Task objective ->
It is required that all of the data be written out exactly.

Given data ->

* * * * *

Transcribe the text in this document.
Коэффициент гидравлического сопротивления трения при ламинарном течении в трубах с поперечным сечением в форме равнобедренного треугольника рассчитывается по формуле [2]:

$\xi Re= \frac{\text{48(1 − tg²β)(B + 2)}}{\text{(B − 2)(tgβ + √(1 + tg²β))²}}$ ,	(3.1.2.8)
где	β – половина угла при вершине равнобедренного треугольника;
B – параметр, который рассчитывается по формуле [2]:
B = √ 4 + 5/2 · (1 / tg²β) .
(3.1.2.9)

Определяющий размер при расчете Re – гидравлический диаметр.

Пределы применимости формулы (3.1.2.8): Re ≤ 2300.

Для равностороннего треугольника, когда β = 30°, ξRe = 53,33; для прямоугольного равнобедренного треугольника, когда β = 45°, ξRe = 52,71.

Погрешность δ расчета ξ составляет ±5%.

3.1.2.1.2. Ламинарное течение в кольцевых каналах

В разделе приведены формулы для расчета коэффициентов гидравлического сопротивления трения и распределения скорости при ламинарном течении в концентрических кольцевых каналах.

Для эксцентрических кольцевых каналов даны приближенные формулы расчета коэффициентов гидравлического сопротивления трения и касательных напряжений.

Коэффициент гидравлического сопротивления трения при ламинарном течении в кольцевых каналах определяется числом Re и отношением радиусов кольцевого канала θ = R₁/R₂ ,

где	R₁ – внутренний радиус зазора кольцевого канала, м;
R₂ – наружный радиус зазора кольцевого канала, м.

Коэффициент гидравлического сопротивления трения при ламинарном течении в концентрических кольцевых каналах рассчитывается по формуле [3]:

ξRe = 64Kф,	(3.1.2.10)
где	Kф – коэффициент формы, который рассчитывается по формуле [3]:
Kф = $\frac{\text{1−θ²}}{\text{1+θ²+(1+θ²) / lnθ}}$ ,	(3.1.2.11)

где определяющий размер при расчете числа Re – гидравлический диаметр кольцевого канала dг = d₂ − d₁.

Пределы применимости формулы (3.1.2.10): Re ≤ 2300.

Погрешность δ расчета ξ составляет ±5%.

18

* * * * *

Final answer ->
Transcribe the text in this document.
Коэффициент гидравлического сопротивления трения при ламинарном течении в трубах с поперечным сечением в форме равнобедренного треугольника рассчитывается по формуле [2]:

$\xi Re= \frac{\text{48(1 − tg²β)(B + 2)}}{\text{(B − 2)(tgβ + √(1 + tg²β))²}}$ ,	(3.1.2.8)
где	β – половина угла при вершине равнобедренного треугольника;
B – параметр, который рассчитывается по формуле [2]:
B = √ 4 + 5/2 · (1 / tg²β) .
(3.1.2.9)

Определяющий размер при расчете Re – гидравлический диаметр.

Пределы применимости формулы (3.1.2.8): Re ≤ 2300.

Для равностороннего треугольника, когда β = 30°, ξRe = 53,33; для прямоугольного равнобедренного треугольника, когда β = 45°, ξRe = 52,71.

Погрешность δ расчета ξ составляет ±5%.

3.1.2.1.2. Ламинарное течение в кольцевых каналах

В разделе приведены формулы для расчета коэффициентов гидравлического сопротивления трения и распределения скорости при ламинарном течении в концентрических кольцевых каналах.

Для эксцентрических кольцевых каналов даны приближенные формулы расчета коэффициентов гидравлического сопротивления трения и касательных напряжений.

Коэффициент гидравлического сопротивления трения при ламинарном течении в кольцевых каналах определяется числом Re и отношением радиусов кольцевого канала θ = R₁/R₂ ,

где	R₁ – внутренний радиус зазора кольцевого канала, м;
R₂ – наружный радиус зазора кольцевого канала, м.

Коэффициент гидравлического сопротивления трения при ламинарном течении в концентрических кольцевых каналах рассчитывается по формуле [3]:

ξRe = 64Kф,	(3.1.2.10)
где	Kф – коэффициент формы, который рассчитывается по формуле [3]:
Kф = $\frac{\text{1−θ²}}{\text{1+θ²+(1+θ²) / lnθ}}$ ,	(3.1.2.11)

где определяющий размер при расчете числа Re – гидравлический диаметр кольцевого канала dг = d₂ − d₁.

Пределы применимости формулы (3.1.2.10): Re ≤ 2300.

Погрешность δ расчета ξ составляет ±5%.

18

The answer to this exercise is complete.